◆ **Entries**:
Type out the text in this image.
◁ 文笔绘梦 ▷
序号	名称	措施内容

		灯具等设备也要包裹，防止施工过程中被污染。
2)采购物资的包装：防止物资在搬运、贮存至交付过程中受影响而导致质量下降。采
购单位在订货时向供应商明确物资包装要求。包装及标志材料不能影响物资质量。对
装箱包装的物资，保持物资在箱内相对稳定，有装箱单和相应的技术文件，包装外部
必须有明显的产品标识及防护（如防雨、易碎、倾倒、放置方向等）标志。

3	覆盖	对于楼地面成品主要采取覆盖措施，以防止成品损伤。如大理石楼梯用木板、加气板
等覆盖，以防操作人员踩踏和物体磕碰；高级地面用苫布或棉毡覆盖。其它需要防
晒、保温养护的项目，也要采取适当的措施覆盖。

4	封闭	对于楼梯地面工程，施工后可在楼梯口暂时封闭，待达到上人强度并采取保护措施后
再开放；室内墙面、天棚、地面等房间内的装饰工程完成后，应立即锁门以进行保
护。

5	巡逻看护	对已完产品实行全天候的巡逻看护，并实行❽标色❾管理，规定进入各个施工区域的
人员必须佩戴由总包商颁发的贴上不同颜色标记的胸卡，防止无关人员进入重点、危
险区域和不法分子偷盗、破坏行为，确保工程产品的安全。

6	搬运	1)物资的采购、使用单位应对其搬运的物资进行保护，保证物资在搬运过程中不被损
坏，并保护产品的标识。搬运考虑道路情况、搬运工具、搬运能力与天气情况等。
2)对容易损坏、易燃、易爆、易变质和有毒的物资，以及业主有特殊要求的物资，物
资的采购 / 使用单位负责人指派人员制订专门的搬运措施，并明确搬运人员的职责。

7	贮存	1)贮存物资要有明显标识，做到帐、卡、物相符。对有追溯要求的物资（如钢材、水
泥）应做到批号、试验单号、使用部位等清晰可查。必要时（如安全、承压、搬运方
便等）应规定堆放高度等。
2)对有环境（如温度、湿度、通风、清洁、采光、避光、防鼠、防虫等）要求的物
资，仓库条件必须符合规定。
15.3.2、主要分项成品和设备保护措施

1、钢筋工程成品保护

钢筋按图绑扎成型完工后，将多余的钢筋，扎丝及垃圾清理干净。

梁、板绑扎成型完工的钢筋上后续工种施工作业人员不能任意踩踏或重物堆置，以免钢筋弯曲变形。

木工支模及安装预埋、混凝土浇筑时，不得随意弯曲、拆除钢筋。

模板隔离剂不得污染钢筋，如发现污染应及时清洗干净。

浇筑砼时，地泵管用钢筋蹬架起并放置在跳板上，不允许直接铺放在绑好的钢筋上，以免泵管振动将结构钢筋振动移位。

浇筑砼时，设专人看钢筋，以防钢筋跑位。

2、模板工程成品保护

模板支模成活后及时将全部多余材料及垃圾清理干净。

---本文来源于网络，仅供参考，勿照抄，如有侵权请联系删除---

◆ **Goal of the exercise**: From the data, collect all lines where the string "浇筑砼时" appears.

◆ **Finished task**:
浇筑砼时，地泵管用钢筋蹬架起并放置在跳板上，不允许直接铺放在绑好的钢筋上，以免泵管振动将结构钢筋振动移位。
浇筑砼时，设专人看钢筋，以防钢筋跑位。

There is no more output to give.